Direction:
Give back exactly the lines starting at the one with "Decode this image" and ending at the last line of the data below. Pictures are not part of the copy.

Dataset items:
'''

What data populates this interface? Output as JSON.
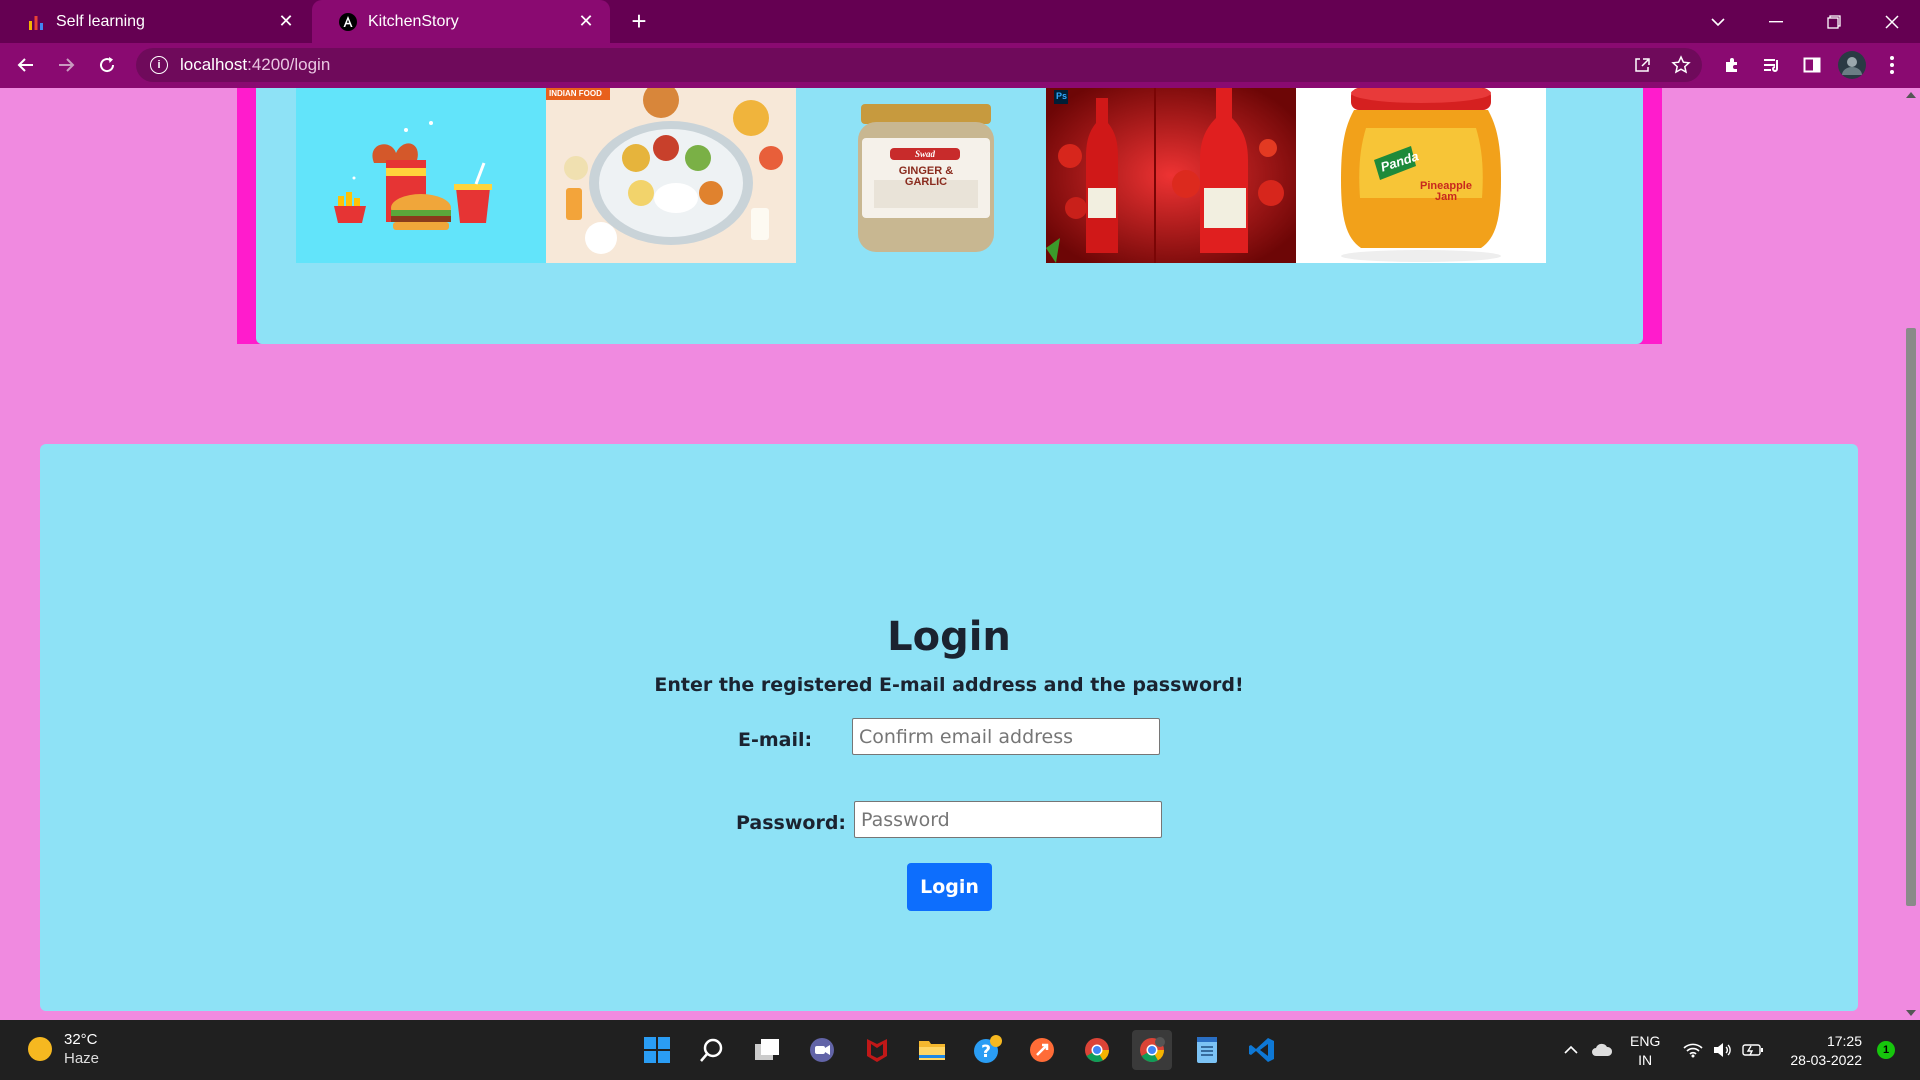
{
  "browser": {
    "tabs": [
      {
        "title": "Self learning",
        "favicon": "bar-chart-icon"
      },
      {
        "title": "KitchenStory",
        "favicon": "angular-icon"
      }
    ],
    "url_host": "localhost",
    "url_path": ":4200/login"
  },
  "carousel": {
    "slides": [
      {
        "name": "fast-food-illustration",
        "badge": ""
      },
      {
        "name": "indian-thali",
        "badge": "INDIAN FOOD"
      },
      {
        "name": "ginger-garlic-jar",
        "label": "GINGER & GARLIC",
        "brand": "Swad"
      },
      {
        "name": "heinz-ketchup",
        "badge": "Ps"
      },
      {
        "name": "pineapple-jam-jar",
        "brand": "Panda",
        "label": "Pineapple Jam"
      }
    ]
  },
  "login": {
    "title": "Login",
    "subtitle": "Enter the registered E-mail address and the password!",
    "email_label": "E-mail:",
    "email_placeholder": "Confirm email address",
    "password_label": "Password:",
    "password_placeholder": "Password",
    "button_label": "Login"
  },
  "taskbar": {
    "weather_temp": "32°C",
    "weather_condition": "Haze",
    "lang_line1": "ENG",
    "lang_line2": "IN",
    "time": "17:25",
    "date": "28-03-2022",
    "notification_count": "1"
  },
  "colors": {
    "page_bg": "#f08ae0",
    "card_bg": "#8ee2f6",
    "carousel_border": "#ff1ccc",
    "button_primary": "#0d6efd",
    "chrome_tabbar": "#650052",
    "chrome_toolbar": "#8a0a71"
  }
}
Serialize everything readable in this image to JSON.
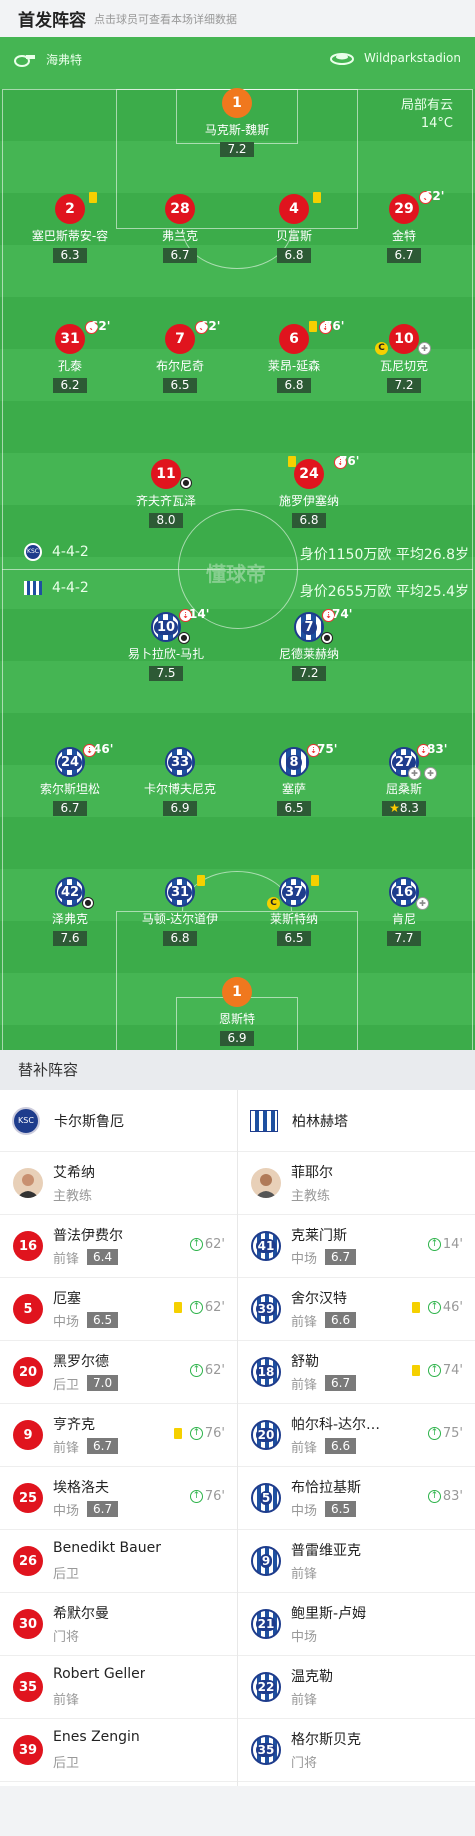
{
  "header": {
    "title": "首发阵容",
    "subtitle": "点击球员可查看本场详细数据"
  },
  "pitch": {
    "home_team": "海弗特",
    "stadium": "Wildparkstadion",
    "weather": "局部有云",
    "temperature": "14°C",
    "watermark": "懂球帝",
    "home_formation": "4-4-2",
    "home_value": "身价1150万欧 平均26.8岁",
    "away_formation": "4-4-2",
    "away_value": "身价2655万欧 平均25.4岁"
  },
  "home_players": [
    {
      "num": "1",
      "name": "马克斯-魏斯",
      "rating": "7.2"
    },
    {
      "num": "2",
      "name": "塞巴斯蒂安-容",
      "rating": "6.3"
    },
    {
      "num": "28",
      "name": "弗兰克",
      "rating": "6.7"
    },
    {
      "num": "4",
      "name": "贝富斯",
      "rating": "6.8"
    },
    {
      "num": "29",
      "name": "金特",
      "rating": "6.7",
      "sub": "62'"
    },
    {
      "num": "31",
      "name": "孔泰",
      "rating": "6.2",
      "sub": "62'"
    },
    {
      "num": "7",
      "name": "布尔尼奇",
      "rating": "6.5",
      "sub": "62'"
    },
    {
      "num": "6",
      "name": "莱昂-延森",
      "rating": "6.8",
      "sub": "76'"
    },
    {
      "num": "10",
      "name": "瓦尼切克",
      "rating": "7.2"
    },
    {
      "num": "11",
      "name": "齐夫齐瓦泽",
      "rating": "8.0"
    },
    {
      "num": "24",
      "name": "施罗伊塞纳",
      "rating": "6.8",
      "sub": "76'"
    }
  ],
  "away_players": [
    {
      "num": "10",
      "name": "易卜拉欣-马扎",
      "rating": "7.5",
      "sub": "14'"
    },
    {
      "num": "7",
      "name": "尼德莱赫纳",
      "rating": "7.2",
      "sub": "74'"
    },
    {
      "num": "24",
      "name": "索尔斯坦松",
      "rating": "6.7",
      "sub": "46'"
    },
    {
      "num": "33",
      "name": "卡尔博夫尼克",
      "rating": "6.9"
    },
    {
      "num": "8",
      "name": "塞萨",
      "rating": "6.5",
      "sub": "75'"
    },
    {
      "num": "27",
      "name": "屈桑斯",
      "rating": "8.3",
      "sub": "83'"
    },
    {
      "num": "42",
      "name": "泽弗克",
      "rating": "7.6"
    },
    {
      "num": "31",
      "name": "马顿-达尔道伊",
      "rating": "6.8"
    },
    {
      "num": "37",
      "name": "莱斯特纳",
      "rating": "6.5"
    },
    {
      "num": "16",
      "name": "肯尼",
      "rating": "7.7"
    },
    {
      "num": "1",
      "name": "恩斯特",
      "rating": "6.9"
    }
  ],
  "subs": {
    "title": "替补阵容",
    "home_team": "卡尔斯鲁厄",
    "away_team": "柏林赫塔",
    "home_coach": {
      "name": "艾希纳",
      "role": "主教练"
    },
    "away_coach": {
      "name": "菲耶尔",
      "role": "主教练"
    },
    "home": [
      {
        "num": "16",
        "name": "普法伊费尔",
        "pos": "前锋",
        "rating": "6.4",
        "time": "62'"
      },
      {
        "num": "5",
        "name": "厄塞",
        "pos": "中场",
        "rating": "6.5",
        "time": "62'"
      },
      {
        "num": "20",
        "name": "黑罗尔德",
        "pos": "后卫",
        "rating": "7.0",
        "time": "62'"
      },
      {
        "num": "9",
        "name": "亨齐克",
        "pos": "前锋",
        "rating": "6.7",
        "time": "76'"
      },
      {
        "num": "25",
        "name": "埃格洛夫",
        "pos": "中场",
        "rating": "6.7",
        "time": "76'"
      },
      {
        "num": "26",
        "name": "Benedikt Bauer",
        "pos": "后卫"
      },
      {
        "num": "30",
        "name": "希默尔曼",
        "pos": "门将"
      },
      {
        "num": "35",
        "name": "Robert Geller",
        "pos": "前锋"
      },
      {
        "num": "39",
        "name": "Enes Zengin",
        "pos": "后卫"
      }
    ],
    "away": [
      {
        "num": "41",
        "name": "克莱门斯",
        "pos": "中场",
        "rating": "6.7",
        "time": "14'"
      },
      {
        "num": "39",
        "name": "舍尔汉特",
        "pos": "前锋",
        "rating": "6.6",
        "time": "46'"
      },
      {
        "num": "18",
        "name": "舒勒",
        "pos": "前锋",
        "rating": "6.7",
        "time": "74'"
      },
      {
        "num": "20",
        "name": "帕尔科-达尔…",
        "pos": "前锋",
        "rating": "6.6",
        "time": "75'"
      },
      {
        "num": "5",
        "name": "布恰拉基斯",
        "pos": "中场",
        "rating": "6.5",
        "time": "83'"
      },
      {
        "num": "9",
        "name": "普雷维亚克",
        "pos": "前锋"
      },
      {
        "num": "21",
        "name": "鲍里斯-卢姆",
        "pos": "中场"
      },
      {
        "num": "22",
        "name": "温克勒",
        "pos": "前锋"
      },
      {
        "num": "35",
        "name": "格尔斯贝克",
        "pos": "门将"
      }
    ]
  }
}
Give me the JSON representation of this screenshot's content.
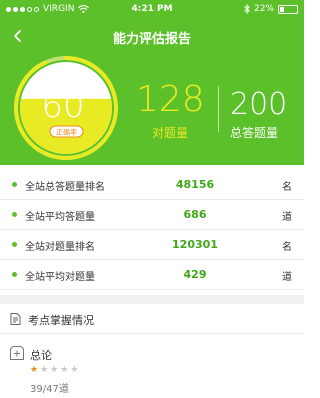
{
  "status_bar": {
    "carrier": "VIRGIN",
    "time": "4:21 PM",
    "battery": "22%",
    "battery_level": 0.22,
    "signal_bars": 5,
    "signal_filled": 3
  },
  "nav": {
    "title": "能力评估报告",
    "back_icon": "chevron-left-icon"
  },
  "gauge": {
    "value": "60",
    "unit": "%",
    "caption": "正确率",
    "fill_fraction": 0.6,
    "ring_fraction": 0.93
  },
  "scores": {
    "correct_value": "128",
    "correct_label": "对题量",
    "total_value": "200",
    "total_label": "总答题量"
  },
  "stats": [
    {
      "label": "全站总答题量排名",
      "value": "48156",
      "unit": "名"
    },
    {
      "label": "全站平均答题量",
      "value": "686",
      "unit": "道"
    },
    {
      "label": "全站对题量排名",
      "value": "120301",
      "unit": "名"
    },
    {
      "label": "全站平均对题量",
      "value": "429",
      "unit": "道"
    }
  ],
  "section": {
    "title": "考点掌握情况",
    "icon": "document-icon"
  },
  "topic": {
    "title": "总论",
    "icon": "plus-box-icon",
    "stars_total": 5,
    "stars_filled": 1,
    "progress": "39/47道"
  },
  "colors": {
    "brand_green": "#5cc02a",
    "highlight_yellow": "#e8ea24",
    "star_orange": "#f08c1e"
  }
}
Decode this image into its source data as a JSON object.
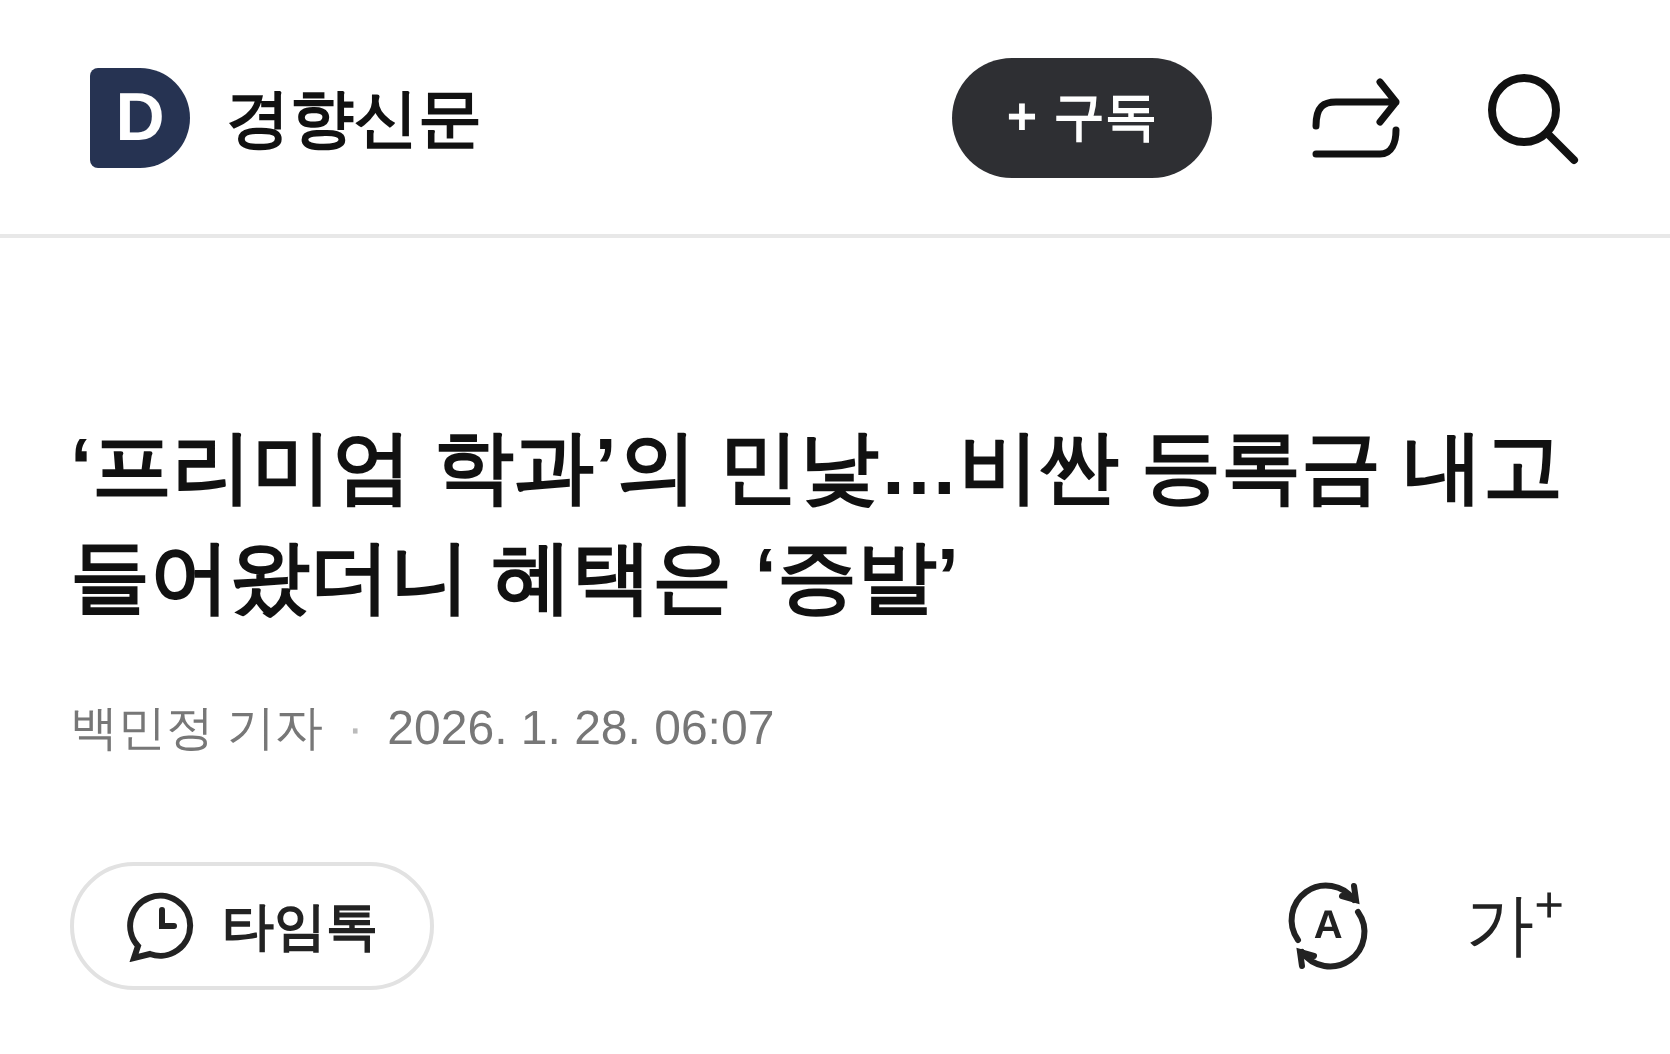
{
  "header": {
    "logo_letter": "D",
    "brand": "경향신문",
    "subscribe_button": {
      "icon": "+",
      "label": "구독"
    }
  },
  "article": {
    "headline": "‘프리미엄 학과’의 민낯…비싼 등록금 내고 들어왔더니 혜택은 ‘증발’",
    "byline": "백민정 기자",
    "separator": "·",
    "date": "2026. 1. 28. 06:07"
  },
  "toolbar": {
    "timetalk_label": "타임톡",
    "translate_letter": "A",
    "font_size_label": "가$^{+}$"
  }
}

'''

Full response:
Decode this image into its source data as a JSON object.
{
  "header": {
    "logo_letter": "D",
    "brand": "경향신문",
    "subscribe_button": {
      "icon": "+",
      "label": "구독"
    }
  },
  "article": {
    "headline": "‘프리미엄 학과’의 민낯…비싼 등록금 내고 들어왔더니 혜택은 ‘증발’",
    "byline": "백민정 기자",
    "separator": "·",
    "date": "2026. 1. 28. 06:07"
  },
  "toolbar": {
    "timetalk_label": "타임톡",
    "translate_letter": "A",
    "font_size_label": "가$^{+}$"
  }
}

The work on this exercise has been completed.